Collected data
■ ■ ■
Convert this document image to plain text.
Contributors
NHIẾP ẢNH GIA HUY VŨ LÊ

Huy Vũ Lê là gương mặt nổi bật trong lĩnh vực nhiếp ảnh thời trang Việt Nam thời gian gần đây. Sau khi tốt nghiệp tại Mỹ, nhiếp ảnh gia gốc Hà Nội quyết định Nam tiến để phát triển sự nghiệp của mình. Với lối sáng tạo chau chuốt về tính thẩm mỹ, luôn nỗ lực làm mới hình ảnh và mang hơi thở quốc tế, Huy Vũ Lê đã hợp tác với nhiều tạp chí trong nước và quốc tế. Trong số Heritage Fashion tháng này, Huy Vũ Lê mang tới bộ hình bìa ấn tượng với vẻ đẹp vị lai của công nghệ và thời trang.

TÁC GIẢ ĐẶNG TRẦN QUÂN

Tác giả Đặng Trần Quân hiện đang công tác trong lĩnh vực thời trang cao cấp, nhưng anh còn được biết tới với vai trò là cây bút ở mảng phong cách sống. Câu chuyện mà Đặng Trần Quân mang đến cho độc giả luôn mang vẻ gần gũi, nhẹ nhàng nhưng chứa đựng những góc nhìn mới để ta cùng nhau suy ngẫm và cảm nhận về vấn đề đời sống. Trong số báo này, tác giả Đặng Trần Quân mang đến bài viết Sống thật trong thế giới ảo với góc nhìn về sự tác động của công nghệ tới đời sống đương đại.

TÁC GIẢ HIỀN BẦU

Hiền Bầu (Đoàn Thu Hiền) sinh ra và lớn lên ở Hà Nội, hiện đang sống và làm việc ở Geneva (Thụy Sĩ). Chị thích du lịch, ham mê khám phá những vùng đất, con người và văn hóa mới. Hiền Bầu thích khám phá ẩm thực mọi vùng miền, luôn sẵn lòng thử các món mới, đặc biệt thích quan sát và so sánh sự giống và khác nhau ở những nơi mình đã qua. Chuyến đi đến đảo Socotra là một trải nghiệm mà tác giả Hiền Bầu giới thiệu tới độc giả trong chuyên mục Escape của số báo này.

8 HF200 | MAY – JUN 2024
■ ■ ■
**TASK DIRECTIONS:** Repeat each record in full; every line must match exactly.

**ANSWER TO THE PROBLEM:**
Convert this document image to plain text.
Contributors
NHIẾP ẢNH GIA HUY VŨ LÊ

Huy Vũ Lê là gương mặt nổi bật trong lĩnh vực nhiếp ảnh thời trang Việt Nam thời gian gần đây. Sau khi tốt nghiệp tại Mỹ, nhiếp ảnh gia gốc Hà Nội quyết định Nam tiến để phát triển sự nghiệp của mình. Với lối sáng tạo chau chuốt về tính thẩm mỹ, luôn nỗ lực làm mới hình ảnh và mang hơi thở quốc tế, Huy Vũ Lê đã hợp tác với nhiều tạp chí trong nước và quốc tế. Trong số Heritage Fashion tháng này, Huy Vũ Lê mang tới bộ hình bìa ấn tượng với vẻ đẹp vị lai của công nghệ và thời trang.

TÁC GIẢ ĐẶNG TRẦN QUÂN

Tác giả Đặng Trần Quân hiện đang công tác trong lĩnh vực thời trang cao cấp, nhưng anh còn được biết tới với vai trò là cây bút ở mảng phong cách sống. Câu chuyện mà Đặng Trần Quân mang đến cho độc giả luôn mang vẻ gần gũi, nhẹ nhàng nhưng chứa đựng những góc nhìn mới để ta cùng nhau suy ngẫm và cảm nhận về vấn đề đời sống. Trong số báo này, tác giả Đặng Trần Quân mang đến bài viết Sống thật trong thế giới ảo với góc nhìn về sự tác động của công nghệ tới đời sống đương đại.

TÁC GIẢ HIỀN BẦU

Hiền Bầu (Đoàn Thu Hiền) sinh ra và lớn lên ở Hà Nội, hiện đang sống và làm việc ở Geneva (Thụy Sĩ). Chị thích du lịch, ham mê khám phá những vùng đất, con người và văn hóa mới. Hiền Bầu thích khám phá ẩm thực mọi vùng miền, luôn sẵn lòng thử các món mới, đặc biệt thích quan sát và so sánh sự giống và khác nhau ở những nơi mình đã qua. Chuyến đi đến đảo Socotra là một trải nghiệm mà tác giả Hiền Bầu giới thiệu tới độc giả trong chuyên mục Escape của số báo này.

8 HF200 | MAY – JUN 2024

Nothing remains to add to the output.